### [Goal of the exercise]
Copy out all lines that hold "COLONEL".

### [Records shown]
-- Begin --
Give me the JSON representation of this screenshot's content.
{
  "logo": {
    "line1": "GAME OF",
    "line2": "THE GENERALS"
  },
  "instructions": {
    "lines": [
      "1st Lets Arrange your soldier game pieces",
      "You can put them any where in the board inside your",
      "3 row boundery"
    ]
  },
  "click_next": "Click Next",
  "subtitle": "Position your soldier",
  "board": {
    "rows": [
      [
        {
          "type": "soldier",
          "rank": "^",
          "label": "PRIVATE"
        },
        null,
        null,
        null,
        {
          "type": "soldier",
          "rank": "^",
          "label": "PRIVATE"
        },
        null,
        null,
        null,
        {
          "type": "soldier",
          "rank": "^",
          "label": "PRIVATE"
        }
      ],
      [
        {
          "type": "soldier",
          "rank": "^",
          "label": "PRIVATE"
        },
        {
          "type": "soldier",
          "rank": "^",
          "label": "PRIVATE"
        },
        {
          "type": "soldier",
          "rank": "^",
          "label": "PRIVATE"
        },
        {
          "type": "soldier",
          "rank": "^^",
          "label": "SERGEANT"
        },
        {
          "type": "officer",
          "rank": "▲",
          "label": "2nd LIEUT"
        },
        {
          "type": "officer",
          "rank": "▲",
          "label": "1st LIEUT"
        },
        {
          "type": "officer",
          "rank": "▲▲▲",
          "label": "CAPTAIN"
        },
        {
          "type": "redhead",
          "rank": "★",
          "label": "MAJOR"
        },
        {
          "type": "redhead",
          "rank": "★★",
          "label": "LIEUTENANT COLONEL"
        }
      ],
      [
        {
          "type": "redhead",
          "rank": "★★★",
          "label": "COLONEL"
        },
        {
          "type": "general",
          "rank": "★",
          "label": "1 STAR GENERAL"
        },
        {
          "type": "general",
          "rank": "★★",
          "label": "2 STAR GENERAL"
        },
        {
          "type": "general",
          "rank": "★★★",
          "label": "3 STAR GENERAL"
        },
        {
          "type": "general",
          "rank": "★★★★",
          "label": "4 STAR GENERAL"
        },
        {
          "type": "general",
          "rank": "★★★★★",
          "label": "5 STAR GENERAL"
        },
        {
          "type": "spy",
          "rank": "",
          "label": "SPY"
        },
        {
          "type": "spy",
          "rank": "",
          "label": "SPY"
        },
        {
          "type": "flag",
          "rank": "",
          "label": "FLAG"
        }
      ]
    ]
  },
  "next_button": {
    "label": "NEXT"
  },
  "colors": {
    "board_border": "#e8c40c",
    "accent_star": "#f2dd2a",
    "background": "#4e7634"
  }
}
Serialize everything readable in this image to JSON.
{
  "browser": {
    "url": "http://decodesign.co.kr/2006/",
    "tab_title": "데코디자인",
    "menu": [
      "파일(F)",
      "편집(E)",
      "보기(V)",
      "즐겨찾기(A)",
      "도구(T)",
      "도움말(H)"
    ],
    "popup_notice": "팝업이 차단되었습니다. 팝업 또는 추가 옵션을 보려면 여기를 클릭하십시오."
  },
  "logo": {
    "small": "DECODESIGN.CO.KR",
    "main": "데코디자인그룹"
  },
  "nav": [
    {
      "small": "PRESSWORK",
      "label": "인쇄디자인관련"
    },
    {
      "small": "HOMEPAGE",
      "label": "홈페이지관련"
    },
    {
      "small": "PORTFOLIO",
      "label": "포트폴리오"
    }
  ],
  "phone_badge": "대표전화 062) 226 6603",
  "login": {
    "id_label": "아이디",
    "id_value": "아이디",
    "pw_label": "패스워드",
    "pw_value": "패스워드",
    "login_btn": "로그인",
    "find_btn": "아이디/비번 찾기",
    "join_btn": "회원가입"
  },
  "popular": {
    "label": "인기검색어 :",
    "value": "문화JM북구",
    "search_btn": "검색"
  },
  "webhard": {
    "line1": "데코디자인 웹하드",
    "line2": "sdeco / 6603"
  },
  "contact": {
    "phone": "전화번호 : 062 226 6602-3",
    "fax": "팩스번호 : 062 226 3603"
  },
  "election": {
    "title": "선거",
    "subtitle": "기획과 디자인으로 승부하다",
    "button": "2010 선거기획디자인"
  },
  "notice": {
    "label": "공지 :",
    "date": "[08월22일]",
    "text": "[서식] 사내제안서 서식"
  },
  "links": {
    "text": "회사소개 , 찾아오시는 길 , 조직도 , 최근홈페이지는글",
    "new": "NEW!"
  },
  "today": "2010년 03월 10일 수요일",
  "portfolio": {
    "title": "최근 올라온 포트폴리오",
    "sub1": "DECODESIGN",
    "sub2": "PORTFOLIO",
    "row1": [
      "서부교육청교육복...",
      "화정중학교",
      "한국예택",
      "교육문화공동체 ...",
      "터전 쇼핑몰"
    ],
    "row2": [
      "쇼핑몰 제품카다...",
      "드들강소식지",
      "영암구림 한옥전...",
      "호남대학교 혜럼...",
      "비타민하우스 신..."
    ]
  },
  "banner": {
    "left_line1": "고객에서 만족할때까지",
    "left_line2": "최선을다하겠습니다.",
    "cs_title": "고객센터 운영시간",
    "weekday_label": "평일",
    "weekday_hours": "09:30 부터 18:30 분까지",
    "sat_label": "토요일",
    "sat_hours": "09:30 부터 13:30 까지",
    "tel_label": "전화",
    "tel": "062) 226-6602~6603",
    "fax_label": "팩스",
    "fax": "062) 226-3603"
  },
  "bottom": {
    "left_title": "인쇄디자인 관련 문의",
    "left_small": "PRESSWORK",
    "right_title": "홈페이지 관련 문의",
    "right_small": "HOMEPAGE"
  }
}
-- End --
### [Full answer]
          "label": "LIEUTENANT COLONEL"
          "label": "COLONEL"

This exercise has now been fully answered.